Figure collection entries
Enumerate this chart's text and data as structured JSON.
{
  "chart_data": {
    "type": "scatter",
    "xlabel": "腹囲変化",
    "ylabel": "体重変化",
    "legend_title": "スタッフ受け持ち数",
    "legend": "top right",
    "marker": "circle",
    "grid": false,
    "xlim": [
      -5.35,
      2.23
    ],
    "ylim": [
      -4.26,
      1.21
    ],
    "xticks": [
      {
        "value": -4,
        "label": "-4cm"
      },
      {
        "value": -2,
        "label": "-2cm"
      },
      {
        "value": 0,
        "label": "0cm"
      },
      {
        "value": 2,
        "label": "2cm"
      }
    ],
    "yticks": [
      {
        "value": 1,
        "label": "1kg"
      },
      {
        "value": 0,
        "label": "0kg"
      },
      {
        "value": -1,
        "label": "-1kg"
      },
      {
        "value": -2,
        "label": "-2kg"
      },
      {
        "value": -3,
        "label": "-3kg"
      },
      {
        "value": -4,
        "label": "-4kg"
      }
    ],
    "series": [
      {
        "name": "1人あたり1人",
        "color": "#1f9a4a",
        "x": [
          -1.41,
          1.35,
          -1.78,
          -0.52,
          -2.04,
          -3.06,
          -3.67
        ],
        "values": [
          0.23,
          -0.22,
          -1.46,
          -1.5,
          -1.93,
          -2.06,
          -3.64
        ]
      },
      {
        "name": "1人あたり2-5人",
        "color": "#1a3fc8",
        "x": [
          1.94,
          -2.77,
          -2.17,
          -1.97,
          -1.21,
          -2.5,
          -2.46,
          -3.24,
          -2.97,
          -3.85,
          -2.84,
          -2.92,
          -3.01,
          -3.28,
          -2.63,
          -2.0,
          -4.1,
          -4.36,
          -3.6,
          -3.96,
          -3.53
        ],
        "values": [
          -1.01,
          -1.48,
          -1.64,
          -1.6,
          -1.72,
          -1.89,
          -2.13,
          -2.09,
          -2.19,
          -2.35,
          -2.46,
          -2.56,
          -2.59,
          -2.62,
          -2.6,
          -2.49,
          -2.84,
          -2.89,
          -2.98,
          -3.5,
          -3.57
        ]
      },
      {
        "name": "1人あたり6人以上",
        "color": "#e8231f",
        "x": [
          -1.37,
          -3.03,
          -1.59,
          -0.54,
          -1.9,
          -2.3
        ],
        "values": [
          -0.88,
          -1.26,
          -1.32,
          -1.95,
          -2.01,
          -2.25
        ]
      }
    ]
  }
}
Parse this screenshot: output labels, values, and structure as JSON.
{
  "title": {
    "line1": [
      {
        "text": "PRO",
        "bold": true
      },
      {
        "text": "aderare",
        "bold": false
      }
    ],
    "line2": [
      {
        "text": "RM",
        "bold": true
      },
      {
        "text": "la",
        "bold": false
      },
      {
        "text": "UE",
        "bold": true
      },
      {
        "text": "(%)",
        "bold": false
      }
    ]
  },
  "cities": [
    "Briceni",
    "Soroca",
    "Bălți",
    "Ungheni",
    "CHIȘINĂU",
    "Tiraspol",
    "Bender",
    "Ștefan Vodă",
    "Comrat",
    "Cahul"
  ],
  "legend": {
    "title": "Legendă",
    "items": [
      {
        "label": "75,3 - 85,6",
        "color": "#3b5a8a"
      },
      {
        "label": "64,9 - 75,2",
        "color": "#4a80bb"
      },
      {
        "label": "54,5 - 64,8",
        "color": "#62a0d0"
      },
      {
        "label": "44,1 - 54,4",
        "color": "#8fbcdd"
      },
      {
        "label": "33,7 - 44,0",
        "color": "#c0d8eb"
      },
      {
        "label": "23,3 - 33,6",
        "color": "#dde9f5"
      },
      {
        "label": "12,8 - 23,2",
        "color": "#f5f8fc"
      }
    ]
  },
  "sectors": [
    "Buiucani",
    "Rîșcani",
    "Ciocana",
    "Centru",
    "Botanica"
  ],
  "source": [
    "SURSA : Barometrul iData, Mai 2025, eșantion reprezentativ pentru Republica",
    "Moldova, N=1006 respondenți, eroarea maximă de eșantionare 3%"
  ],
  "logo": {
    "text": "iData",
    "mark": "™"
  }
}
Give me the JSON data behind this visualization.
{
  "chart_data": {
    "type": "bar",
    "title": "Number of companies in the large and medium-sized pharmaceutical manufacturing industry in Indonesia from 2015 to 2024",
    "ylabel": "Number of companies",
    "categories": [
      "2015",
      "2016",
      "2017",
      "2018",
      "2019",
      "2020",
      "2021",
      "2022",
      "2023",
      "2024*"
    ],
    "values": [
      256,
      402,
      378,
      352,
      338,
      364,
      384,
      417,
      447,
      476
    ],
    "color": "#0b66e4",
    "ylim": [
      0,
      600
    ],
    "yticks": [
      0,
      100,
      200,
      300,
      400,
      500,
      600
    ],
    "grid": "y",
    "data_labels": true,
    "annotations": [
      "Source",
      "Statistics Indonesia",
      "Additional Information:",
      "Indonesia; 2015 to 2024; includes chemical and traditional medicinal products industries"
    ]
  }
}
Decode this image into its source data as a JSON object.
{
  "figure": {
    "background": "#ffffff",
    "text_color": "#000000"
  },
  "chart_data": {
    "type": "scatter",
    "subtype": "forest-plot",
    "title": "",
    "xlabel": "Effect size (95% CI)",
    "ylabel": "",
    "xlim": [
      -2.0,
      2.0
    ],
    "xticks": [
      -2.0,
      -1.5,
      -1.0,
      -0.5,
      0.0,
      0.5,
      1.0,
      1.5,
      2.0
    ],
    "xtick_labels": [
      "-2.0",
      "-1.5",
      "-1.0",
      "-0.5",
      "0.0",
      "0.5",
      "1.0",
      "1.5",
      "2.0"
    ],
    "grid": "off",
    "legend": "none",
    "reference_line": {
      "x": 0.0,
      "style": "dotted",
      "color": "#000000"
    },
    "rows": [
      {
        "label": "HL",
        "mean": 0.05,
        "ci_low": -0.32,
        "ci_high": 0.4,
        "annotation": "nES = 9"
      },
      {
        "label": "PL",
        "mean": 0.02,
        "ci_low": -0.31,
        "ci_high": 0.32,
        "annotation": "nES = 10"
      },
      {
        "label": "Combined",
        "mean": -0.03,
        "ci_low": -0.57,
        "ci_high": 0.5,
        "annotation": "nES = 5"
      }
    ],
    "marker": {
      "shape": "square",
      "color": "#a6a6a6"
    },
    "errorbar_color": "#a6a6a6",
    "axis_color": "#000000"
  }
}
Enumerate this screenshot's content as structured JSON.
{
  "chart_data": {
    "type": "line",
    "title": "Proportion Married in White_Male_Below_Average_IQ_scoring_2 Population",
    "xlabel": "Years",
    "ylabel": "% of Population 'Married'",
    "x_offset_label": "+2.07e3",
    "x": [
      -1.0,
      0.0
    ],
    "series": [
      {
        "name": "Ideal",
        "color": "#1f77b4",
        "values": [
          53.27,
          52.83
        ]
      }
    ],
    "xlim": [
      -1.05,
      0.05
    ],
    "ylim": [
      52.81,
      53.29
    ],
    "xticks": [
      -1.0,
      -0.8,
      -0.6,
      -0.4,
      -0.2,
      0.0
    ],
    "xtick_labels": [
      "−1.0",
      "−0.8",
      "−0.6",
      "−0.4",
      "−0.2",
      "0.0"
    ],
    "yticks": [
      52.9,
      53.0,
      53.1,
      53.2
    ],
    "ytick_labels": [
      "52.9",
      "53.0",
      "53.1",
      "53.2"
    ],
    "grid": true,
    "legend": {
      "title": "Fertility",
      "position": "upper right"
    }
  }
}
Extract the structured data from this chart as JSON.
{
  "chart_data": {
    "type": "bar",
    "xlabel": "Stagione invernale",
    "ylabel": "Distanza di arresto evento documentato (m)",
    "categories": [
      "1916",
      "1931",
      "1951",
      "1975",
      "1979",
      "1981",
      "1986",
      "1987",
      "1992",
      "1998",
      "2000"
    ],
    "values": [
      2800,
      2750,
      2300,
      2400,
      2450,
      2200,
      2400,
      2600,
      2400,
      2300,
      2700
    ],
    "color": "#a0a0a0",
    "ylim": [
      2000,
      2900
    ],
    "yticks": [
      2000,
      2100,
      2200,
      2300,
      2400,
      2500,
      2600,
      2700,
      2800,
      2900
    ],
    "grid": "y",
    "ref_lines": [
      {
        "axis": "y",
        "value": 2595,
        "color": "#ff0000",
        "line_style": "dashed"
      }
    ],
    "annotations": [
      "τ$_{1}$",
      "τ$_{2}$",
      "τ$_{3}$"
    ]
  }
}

* _PROBLEM_
Starting from the line containing "Extract the structured" and ending with the final line of the data, reproduce each line exactly as it appears, including no other lines.

* _THE ANSWER_
Extract the structured data from this chart as JSON.
{
  "chart_data": {
    "type": "bar",
    "xlabel": "Stagione invernale",
    "ylabel": "Distanza di arresto evento documentato (m)",
    "categories": [
      "1916",
      "1931",
      "1951",
      "1975",
      "1979",
      "1981",
      "1986",
      "1987",
      "1992",
      "1998",
      "2000"
    ],
    "values": [
      2800,
      2750,
      2300,
      2400,
      2450,
      2200,
      2400,
      2600,
      2400,
      2300,
      2700
    ],
    "color": "#a0a0a0",
    "ylim": [
      2000,
      2900
    ],
    "yticks": [
      2000,
      2100,
      2200,
      2300,
      2400,
      2500,
      2600,
      2700,
      2800,
      2900
    ],
    "grid": "y",
    "ref_lines": [
      {
        "axis": "y",
        "value": 2595,
        "color": "#ff0000",
        "line_style": "dashed"
      }
    ],
    "annotations": [
      "τ$_{1}$",
      "τ$_{2}$",
      "τ$_{3}$"
    ]
  }
}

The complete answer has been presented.